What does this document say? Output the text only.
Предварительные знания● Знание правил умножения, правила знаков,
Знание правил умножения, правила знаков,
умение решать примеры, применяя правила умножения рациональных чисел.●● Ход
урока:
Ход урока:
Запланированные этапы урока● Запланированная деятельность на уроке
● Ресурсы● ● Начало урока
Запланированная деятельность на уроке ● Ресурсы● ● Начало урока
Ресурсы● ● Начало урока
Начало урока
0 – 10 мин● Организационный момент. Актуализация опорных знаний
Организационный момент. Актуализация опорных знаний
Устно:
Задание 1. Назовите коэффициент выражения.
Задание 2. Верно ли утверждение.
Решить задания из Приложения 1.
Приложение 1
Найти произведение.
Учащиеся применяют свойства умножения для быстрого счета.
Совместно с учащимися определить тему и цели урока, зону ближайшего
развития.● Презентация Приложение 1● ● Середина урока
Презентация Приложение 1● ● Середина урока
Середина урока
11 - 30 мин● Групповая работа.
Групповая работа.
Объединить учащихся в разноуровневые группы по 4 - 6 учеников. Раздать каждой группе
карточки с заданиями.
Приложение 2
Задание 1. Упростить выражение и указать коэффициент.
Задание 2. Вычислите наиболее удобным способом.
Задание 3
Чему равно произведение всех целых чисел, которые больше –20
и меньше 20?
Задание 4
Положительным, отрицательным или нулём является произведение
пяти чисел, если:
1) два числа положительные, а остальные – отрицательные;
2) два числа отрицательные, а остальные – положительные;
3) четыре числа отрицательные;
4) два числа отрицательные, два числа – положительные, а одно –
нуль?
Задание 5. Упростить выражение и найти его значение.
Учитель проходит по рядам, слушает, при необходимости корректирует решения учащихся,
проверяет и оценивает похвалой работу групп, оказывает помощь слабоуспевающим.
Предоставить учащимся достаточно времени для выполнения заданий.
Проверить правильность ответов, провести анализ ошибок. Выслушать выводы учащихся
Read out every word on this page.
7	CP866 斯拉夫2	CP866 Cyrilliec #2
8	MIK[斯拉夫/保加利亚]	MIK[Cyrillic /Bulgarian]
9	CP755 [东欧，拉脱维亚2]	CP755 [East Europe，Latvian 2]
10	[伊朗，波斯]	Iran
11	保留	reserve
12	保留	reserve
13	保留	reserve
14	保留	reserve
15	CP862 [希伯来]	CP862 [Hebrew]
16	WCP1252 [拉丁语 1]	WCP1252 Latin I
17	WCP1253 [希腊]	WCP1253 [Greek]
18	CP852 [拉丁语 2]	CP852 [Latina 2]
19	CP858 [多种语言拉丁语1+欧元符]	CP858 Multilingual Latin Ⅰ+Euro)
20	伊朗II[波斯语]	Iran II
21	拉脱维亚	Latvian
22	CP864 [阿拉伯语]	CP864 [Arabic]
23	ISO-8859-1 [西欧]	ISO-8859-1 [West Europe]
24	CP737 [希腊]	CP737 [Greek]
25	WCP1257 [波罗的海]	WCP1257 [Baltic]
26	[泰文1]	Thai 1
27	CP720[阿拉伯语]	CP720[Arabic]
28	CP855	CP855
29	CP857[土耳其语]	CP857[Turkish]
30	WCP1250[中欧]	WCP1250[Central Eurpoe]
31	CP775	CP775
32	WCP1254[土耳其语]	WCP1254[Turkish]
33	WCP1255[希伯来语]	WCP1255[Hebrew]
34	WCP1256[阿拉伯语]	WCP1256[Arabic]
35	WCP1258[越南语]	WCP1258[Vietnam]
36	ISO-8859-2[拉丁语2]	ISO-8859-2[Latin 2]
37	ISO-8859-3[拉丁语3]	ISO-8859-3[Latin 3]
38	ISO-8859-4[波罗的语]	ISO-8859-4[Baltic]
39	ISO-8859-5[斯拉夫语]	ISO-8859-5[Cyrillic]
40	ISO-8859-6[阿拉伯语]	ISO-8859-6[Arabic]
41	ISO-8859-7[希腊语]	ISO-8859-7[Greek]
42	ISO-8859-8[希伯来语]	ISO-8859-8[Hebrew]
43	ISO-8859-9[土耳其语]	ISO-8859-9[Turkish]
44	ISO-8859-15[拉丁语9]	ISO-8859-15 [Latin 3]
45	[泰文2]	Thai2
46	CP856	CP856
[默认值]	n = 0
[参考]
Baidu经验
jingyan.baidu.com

● WHAT THIS TASK INVOLVES
Reproduce the material above without altering a single character.

● WRITTEN RESPONSE
What does this document say? Output the text only.
Предварительные знания● Знание правил умножения, правила знаков,
Знание правил умножения, правила знаков,
умение решать примеры, применяя правила умножения рациональных чисел.●● Ход
урока:
Ход урока:
Запланированные этапы урока● Запланированная деятельность на уроке
● Ресурсы● ● Начало урока
Запланированная деятельность на уроке ● Ресурсы● ● Начало урока
Ресурсы● ● Начало урока
Начало урока
0 – 10 мин● Организационный момент. Актуализация опорных знаний
Организационный момент. Актуализация опорных знаний
Устно:
Задание 1. Назовите коэффициент выражения.
Задание 2. Верно ли утверждение.
Решить задания из Приложения 1.
Приложение 1
Найти произведение.
Учащиеся применяют свойства умножения для быстрого счета.
Совместно с учащимися определить тему и цели урока, зону ближайшего
развития.● Презентация Приложение 1● ● Середина урока
Презентация Приложение 1● ● Середина урока
Середина урока
11 - 30 мин● Групповая работа.
Групповая работа.
Объединить учащихся в разноуровневые группы по 4 - 6 учеников. Раздать каждой группе
карточки с заданиями.
Приложение 2
Задание 1. Упростить выражение и указать коэффициент.
Задание 2. Вычислите наиболее удобным способом.
Задание 3
Чему равно произведение всех целых чисел, которые больше –20
и меньше 20?
Задание 4
Положительным, отрицательным или нулём является произведение
пяти чисел, если:
1) два числа положительные, а остальные – отрицательные;
2) два числа отрицательные, а остальные – положительные;
3) четыре числа отрицательные;
4) два числа отрицательные, два числа – положительные, а одно –
нуль?
Задание 5. Упростить выражение и найти его значение.
Учитель проходит по рядам, слушает, при необходимости корректирует решения учащихся,
проверяет и оценивает похвалой работу групп, оказывает помощь слабоуспевающим.
Предоставить учащимся достаточно времени для выполнения заданий.
Проверить правильность ответов, провести анализ ошибок. Выслушать выводы учащихся
Read out every word on this page.
7	CP866 斯拉夫2	CP866 Cyrilliec #2
8	MIK[斯拉夫/保加利亚]	MIK[Cyrillic /Bulgarian]
9	CP755 [东欧，拉脱维亚2]	CP755 [East Europe，Latvian 2]
10	[伊朗，波斯]	Iran
11	保留	reserve
12	保留	reserve
13	保留	reserve
14	保留	reserve
15	CP862 [希伯来]	CP862 [Hebrew]
16	WCP1252 [拉丁语 1]	WCP1252 Latin I
17	WCP1253 [希腊]	WCP1253 [Greek]
18	CP852 [拉丁语 2]	CP852 [Latina 2]
19	CP858 [多种语言拉丁语1+欧元符]	CP858 Multilingual Latin Ⅰ+Euro)
20	伊朗II[波斯语]	Iran II
21	拉脱维亚	Latvian
22	CP864 [阿拉伯语]	CP864 [Arabic]
23	ISO-8859-1 [西欧]	ISO-8859-1 [West Europe]
24	CP737 [希腊]	CP737 [Greek]
25	WCP1257 [波罗的海]	WCP1257 [Baltic]
26	[泰文1]	Thai 1
27	CP720[阿拉伯语]	CP720[Arabic]
28	CP855	CP855
29	CP857[土耳其语]	CP857[Turkish]
30	WCP1250[中欧]	WCP1250[Central Eurpoe]
31	CP775	CP775
32	WCP1254[土耳其语]	WCP1254[Turkish]
33	WCP1255[希伯来语]	WCP1255[Hebrew]
34	WCP1256[阿拉伯语]	WCP1256[Arabic]
35	WCP1258[越南语]	WCP1258[Vietnam]
36	ISO-8859-2[拉丁语2]	ISO-8859-2[Latin 2]
37	ISO-8859-3[拉丁语3]	ISO-8859-3[Latin 3]
38	ISO-8859-4[波罗的语]	ISO-8859-4[Baltic]
39	ISO-8859-5[斯拉夫语]	ISO-8859-5[Cyrillic]
40	ISO-8859-6[阿拉伯语]	ISO-8859-6[Arabic]
41	ISO-8859-7[希腊语]	ISO-8859-7[Greek]
42	ISO-8859-8[希伯来语]	ISO-8859-8[Hebrew]
43	ISO-8859-9[土耳其语]	ISO-8859-9[Turkish]
44	ISO-8859-15[拉丁语9]	ISO-8859-15 [Latin 3]
45	[泰文2]	Thai2
46	CP856	CP856
[默认值]	n = 0
[参考]
Baidu经验
jingyan.baidu.com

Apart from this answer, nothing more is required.